Collected data entries
▼
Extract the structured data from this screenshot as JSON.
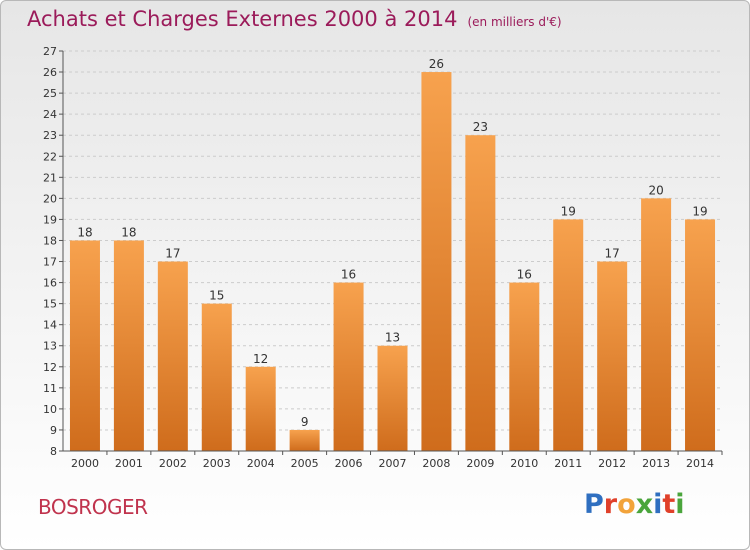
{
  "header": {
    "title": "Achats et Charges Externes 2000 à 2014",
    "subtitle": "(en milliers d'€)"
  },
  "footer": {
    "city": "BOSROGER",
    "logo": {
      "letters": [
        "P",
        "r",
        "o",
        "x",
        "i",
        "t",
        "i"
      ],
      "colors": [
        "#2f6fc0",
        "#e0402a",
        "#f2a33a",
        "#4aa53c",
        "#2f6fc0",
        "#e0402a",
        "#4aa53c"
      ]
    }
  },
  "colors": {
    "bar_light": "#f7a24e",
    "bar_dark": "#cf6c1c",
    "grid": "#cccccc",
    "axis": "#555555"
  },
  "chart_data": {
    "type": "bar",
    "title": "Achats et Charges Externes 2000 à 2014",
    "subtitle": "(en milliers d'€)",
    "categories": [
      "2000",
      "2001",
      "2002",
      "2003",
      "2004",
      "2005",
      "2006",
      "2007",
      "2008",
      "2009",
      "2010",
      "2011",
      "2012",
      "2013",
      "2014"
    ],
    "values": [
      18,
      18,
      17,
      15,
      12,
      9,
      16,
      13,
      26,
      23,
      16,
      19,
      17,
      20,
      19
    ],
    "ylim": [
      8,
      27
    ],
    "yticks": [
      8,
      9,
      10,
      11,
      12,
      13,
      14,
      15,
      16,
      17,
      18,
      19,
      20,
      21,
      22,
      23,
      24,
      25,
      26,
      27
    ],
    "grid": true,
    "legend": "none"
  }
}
▲
# Aim
Repeat verbatim all the material, but not the pictures.

# Output
Extract the structured data from this screenshot as JSON.
{
  "header": {
    "title": "Achats et Charges Externes 2000 à 2014",
    "subtitle": "(en milliers d'€)"
  },
  "footer": {
    "city": "BOSROGER",
    "logo": {
      "letters": [
        "P",
        "r",
        "o",
        "x",
        "i",
        "t",
        "i"
      ],
      "colors": [
        "#2f6fc0",
        "#e0402a",
        "#f2a33a",
        "#4aa53c",
        "#2f6fc0",
        "#e0402a",
        "#4aa53c"
      ]
    }
  },
  "colors": {
    "bar_light": "#f7a24e",
    "bar_dark": "#cf6c1c",
    "grid": "#cccccc",
    "axis": "#555555"
  },
  "chart_data": {
    "type": "bar",
    "title": "Achats et Charges Externes 2000 à 2014",
    "subtitle": "(en milliers d'€)",
    "categories": [
      "2000",
      "2001",
      "2002",
      "2003",
      "2004",
      "2005",
      "2006",
      "2007",
      "2008",
      "2009",
      "2010",
      "2011",
      "2012",
      "2013",
      "2014"
    ],
    "values": [
      18,
      18,
      17,
      15,
      12,
      9,
      16,
      13,
      26,
      23,
      16,
      19,
      17,
      20,
      19
    ],
    "ylim": [
      8,
      27
    ],
    "yticks": [
      8,
      9,
      10,
      11,
      12,
      13,
      14,
      15,
      16,
      17,
      18,
      19,
      20,
      21,
      22,
      23,
      24,
      25,
      26,
      27
    ],
    "grid": true,
    "legend": "none"
  }
}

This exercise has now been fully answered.